* _Short exercise_:
Your task is to reproduce exactly the lines from the line with "What does this" through the end of the records below.

──────

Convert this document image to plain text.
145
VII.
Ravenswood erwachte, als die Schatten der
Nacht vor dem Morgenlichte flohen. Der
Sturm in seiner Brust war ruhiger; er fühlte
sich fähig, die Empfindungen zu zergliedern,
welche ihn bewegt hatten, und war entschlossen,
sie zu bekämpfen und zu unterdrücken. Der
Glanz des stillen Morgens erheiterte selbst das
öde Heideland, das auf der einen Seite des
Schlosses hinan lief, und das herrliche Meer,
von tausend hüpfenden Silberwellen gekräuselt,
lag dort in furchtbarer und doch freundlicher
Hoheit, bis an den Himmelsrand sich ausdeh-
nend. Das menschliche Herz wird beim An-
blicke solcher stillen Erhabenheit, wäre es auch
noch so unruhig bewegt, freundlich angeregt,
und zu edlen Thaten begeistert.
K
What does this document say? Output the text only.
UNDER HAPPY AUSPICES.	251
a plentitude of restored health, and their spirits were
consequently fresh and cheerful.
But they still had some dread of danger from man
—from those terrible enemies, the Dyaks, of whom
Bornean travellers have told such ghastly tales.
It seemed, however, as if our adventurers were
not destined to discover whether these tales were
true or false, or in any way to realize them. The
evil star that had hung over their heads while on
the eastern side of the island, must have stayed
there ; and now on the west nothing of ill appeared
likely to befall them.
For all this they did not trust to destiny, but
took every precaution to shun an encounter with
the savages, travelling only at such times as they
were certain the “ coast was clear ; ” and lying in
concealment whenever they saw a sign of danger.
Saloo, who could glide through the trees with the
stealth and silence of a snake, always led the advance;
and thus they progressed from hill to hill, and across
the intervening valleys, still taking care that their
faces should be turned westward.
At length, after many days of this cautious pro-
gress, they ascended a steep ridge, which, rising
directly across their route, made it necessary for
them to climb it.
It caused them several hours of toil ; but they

──────

* _Reply to the task_:
What does this document say? Output the text only.
UNDER HAPPY AUSPICES.	251
a plentitude of restored health, and their spirits were
consequently fresh and cheerful.
But they still had some dread of danger from man
—from those terrible enemies, the Dyaks, of whom
Bornean travellers have told such ghastly tales.
It seemed, however, as if our adventurers were
not destined to discover whether these tales were
true or false, or in any way to realize them. The
evil star that had hung over their heads while on
the eastern side of the island, must have stayed
there ; and now on the west nothing of ill appeared
likely to befall them.
For all this they did not trust to destiny, but
took every precaution to shun an encounter with
the savages, travelling only at such times as they
were certain the “ coast was clear ; ” and lying in
concealment whenever they saw a sign of danger.
Saloo, who could glide through the trees with the
stealth and silence of a snake, always led the advance;
and thus they progressed from hill to hill, and across
the intervening valleys, still taking care that their
faces should be turned westward.
At length, after many days of this cautious pro-
gress, they ascended a steep ridge, which, rising
directly across their route, made it necessary for
them to climb it.
It caused them several hours of toil ; but they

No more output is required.